→ **Direction**
Reproduce the full listing below unchanged, apart from the pictures.

Source data
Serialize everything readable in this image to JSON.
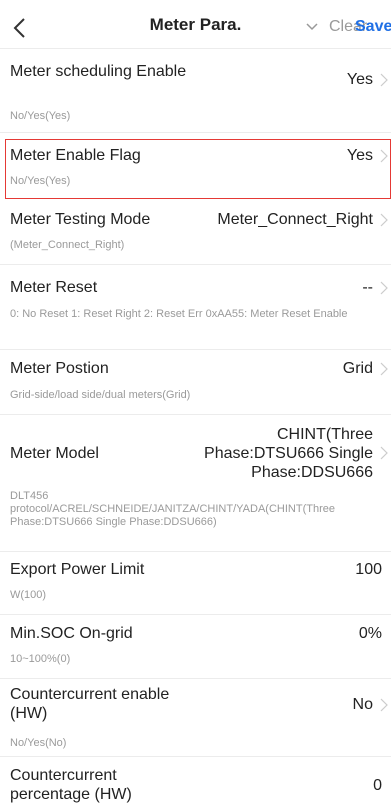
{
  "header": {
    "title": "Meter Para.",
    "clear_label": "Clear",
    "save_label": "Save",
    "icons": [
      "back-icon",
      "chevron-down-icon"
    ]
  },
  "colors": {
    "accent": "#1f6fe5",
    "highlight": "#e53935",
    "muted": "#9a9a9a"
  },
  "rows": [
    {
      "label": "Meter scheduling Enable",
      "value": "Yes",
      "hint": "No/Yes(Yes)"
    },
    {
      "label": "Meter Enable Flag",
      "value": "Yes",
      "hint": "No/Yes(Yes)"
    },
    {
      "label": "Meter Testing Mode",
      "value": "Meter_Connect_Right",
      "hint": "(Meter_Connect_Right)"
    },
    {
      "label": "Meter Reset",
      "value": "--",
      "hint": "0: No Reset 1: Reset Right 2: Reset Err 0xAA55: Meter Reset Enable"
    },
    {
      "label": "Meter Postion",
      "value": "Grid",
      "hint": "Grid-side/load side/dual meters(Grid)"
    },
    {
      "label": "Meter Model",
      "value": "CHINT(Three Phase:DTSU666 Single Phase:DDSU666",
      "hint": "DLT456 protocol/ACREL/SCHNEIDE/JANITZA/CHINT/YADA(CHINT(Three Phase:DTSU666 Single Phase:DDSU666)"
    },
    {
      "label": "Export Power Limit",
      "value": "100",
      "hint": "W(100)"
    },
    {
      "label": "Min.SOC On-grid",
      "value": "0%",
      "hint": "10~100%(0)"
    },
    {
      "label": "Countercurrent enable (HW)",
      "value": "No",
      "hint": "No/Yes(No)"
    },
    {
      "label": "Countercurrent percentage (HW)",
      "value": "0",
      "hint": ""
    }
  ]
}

→ **Output below**
Serialize everything readable in this image to JSON.
{
  "header": {
    "title": "Meter Para.",
    "clear_label": "Clear",
    "save_label": "Save",
    "icons": [
      "back-icon",
      "chevron-down-icon"
    ]
  },
  "colors": {
    "accent": "#1f6fe5",
    "highlight": "#e53935",
    "muted": "#9a9a9a"
  },
  "rows": [
    {
      "label": "Meter scheduling Enable",
      "value": "Yes",
      "hint": "No/Yes(Yes)"
    },
    {
      "label": "Meter Enable Flag",
      "value": "Yes",
      "hint": "No/Yes(Yes)"
    },
    {
      "label": "Meter Testing Mode",
      "value": "Meter_Connect_Right",
      "hint": "(Meter_Connect_Right)"
    },
    {
      "label": "Meter Reset",
      "value": "--",
      "hint": "0: No Reset 1: Reset Right 2: Reset Err 0xAA55: Meter Reset Enable"
    },
    {
      "label": "Meter Postion",
      "value": "Grid",
      "hint": "Grid-side/load side/dual meters(Grid)"
    },
    {
      "label": "Meter Model",
      "value": "CHINT(Three Phase:DTSU666 Single Phase:DDSU666",
      "hint": "DLT456 protocol/ACREL/SCHNEIDE/JANITZA/CHINT/YADA(CHINT(Three Phase:DTSU666 Single Phase:DDSU666)"
    },
    {
      "label": "Export Power Limit",
      "value": "100",
      "hint": "W(100)"
    },
    {
      "label": "Min.SOC On-grid",
      "value": "0%",
      "hint": "10~100%(0)"
    },
    {
      "label": "Countercurrent enable (HW)",
      "value": "No",
      "hint": "No/Yes(No)"
    },
    {
      "label": "Countercurrent percentage (HW)",
      "value": "0",
      "hint": ""
    }
  ]
}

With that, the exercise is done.